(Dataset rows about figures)

■ ■ ■ ■ ■ ■ ■

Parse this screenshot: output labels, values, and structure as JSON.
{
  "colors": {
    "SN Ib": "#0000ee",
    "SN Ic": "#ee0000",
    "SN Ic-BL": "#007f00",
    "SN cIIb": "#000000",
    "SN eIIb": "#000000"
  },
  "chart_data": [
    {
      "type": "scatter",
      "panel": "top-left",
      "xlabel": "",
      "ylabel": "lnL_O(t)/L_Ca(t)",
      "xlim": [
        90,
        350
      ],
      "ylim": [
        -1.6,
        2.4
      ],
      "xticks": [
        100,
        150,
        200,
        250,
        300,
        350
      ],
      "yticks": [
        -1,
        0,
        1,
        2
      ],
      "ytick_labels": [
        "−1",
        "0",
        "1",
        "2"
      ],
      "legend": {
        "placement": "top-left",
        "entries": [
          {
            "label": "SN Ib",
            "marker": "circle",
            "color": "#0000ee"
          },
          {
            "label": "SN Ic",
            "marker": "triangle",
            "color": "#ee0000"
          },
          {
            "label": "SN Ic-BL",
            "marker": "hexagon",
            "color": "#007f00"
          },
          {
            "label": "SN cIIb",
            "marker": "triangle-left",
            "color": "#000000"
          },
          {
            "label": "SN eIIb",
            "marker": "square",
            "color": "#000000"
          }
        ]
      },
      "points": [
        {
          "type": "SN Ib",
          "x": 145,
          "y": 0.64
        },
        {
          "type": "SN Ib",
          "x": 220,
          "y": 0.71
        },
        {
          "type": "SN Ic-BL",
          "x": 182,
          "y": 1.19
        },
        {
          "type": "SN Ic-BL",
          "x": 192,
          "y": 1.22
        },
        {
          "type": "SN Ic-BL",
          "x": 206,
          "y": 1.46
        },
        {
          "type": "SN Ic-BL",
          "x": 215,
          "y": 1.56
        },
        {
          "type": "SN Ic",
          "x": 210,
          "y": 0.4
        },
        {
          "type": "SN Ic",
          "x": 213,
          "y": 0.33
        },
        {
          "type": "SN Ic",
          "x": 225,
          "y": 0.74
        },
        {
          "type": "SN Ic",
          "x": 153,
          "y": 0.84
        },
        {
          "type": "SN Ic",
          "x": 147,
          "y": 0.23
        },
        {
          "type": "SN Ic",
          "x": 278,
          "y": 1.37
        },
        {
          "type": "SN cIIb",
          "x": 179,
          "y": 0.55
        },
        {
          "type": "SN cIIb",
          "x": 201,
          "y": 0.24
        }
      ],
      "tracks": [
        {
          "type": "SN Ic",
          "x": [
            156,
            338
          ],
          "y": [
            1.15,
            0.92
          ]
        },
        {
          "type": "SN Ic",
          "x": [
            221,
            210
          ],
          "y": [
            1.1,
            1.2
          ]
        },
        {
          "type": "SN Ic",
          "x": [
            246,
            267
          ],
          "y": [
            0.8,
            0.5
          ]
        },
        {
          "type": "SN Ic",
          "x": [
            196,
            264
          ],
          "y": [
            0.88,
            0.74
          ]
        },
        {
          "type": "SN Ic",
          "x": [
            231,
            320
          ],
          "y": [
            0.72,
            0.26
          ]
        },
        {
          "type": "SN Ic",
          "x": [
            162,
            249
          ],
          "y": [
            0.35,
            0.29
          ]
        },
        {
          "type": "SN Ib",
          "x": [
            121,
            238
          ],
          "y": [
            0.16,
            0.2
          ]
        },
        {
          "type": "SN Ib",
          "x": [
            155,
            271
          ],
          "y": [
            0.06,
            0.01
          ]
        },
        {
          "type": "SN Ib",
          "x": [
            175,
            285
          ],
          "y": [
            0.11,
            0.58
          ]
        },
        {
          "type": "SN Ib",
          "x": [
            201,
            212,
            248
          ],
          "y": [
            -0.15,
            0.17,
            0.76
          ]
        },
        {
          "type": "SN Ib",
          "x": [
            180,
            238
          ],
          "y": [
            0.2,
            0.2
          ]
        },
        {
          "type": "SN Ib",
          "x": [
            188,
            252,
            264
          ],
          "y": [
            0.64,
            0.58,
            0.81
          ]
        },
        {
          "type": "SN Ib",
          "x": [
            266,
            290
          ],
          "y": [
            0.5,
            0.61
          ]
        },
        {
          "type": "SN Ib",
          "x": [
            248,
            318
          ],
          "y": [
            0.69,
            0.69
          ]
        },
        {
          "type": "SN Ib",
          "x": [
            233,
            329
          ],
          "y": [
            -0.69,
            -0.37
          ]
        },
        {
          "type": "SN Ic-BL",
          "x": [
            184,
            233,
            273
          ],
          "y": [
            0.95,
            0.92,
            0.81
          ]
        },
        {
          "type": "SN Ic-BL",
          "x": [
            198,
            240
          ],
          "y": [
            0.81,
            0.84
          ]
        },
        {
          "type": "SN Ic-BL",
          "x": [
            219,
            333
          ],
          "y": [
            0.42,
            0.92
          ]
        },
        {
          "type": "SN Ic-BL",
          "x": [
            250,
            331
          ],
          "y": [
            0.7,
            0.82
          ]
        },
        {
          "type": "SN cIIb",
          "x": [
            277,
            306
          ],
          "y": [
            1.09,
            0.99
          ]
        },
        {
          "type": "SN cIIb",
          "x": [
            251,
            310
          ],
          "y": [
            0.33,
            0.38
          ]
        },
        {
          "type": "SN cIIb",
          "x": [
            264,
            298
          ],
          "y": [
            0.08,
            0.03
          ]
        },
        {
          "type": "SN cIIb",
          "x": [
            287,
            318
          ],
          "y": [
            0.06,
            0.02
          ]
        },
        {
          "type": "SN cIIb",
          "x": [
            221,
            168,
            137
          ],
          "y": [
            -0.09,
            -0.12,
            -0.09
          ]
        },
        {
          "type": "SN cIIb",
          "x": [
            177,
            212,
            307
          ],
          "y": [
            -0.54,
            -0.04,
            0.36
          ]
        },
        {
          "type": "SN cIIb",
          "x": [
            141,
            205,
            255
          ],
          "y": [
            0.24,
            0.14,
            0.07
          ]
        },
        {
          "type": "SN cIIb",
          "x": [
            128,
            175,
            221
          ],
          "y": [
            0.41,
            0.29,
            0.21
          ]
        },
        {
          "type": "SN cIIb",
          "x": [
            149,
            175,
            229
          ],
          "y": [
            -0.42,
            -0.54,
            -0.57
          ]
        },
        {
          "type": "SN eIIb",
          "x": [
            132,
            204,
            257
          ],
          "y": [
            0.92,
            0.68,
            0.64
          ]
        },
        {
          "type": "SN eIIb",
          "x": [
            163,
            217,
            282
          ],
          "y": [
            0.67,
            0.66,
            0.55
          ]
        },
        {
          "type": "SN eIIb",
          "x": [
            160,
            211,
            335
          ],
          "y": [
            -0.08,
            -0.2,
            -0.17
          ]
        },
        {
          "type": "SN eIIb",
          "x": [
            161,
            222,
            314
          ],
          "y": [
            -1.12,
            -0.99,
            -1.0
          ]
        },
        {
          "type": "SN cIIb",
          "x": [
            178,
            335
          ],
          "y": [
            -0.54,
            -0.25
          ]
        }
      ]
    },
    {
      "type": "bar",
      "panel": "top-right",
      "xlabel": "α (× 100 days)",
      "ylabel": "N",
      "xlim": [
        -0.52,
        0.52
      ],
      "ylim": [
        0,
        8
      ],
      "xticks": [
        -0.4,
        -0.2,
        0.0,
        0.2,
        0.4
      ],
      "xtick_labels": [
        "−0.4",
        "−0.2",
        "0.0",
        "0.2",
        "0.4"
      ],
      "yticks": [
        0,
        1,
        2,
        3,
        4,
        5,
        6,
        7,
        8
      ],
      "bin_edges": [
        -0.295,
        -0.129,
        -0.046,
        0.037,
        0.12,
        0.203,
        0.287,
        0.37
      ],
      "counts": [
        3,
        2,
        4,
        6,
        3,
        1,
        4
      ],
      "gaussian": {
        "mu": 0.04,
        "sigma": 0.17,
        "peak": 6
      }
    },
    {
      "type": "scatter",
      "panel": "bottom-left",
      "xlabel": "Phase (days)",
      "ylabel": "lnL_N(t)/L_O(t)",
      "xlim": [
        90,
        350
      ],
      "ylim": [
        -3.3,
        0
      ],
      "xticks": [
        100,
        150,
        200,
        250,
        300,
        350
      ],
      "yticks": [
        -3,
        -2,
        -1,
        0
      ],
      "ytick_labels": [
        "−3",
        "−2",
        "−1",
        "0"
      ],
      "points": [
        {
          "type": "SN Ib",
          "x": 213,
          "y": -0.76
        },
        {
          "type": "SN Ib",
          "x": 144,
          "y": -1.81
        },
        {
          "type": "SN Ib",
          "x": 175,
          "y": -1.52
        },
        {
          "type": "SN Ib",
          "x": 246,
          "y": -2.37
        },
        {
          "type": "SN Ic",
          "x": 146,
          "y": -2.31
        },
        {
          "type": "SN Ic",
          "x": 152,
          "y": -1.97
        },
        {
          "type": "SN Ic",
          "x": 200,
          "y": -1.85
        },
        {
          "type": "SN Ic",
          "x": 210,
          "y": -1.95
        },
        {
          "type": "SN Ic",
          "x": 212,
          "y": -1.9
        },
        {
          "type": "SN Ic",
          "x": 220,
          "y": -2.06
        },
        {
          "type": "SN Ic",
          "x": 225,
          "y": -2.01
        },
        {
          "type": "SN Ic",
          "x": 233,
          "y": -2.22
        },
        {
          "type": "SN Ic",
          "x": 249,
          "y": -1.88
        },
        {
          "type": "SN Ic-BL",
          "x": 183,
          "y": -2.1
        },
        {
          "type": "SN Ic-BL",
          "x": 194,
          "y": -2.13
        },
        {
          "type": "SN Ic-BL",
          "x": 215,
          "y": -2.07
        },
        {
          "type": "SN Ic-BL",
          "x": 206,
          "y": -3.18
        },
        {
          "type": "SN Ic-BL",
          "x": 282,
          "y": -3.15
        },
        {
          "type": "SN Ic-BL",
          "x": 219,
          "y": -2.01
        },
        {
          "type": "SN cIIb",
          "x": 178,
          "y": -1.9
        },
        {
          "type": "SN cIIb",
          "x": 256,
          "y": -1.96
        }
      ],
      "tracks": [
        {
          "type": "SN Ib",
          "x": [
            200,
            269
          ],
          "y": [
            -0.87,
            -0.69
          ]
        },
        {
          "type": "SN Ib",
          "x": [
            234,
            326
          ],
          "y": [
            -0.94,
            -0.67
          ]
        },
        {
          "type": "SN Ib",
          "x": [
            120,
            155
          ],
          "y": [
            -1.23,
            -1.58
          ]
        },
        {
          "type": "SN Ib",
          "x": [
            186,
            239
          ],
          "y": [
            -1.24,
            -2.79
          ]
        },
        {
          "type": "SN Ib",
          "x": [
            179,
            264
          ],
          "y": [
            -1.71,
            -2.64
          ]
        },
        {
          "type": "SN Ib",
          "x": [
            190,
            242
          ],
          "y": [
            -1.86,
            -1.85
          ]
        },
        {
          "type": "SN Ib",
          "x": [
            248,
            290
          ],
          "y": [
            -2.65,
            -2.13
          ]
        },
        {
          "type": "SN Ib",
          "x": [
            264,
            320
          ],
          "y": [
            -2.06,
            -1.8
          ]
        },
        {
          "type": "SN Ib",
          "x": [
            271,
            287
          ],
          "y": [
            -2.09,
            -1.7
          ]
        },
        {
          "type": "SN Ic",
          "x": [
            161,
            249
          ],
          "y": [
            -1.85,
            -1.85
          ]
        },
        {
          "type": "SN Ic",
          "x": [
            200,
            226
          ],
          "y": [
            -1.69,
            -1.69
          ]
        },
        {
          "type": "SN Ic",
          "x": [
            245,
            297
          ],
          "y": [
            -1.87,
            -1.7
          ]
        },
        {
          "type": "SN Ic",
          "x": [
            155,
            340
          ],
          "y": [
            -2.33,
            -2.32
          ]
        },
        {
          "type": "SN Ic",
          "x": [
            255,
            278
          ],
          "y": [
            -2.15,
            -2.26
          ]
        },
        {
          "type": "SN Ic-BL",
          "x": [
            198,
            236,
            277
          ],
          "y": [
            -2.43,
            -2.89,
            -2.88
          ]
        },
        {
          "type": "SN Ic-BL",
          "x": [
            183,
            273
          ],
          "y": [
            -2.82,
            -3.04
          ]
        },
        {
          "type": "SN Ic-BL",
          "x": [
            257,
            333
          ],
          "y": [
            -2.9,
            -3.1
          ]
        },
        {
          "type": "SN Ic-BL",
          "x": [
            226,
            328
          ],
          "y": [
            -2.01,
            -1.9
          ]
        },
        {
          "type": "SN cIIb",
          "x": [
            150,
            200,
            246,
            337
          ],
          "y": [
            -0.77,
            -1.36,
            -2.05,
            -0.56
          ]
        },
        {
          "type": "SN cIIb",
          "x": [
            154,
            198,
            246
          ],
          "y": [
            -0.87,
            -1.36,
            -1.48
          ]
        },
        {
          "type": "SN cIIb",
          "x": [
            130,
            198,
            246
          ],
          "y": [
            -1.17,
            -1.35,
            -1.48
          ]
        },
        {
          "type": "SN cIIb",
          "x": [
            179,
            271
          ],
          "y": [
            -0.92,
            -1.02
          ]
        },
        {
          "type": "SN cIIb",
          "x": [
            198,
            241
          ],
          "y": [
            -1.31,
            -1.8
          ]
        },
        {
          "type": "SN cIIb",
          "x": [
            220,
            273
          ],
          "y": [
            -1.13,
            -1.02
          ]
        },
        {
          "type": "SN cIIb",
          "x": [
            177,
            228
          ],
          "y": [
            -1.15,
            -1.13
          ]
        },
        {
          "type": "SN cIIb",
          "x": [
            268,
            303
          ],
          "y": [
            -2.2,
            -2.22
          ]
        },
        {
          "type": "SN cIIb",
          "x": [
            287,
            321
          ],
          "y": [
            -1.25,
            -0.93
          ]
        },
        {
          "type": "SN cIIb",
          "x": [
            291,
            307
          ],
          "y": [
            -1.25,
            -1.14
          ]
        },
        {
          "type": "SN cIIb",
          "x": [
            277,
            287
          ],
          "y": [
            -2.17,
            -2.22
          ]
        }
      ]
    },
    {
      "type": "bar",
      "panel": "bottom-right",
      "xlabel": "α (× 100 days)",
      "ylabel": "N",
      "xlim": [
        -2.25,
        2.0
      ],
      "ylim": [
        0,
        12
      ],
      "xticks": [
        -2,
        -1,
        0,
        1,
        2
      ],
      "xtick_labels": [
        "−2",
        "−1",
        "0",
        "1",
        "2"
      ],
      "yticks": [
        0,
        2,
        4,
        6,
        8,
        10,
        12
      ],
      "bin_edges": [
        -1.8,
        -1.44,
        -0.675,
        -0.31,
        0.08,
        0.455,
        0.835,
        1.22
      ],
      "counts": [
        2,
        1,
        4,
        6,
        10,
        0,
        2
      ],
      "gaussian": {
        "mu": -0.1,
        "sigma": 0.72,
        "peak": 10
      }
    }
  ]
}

■ ■ ■ ■ ■ ■ ■

» What is needed
Write out each line of the data that holds the string "marker".

» Exercise output
            "marker": "circle",
            "marker": "triangle",
            "marker": "hexagon",
            "marker": "triangle-left",
            "marker": "square",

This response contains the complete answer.